(Recorded data)
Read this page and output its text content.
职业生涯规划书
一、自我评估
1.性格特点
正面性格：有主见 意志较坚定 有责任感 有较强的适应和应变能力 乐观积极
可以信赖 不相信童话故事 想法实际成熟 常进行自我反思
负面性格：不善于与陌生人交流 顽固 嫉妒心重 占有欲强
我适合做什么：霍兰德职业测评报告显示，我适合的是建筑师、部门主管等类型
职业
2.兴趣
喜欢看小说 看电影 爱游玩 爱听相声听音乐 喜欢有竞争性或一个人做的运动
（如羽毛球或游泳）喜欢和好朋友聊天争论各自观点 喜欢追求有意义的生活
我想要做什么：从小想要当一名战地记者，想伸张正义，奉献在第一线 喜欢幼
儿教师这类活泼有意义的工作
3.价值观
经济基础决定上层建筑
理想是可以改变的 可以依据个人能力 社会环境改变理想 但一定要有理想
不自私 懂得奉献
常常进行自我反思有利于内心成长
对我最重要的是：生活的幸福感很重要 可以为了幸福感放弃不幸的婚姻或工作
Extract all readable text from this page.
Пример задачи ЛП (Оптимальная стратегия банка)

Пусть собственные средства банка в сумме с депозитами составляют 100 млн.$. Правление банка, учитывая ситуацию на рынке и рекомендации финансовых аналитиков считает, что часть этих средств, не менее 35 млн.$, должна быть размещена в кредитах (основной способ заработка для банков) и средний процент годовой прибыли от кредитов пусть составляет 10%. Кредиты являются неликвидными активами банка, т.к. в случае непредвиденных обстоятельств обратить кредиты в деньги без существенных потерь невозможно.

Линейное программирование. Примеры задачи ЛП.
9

* Set exercise
Extract, exactly, the lines above that begin at the line containing "Extract all readable text from this page." and end at the final line of the records; add no other text.

* Result of the exercise
Extract all readable text from this page.
Пример задачи ЛП (Оптимальная стратегия банка)

Пусть собственные средства банка в сумме с депозитами составляют 100 млн.$. Правление банка, учитывая ситуацию на рынке и рекомендации финансовых аналитиков считает, что часть этих средств, не менее 35 млн.$, должна быть размещена в кредитах (основной способ заработка для банков) и средний процент годовой прибыли от кредитов пусть составляет 10%. Кредиты являются неликвидными активами банка, т.к. в случае непредвиденных обстоятельств обратить кредиты в деньги без существенных потерь невозможно.

Линейное программирование. Примеры задачи ЛП.
9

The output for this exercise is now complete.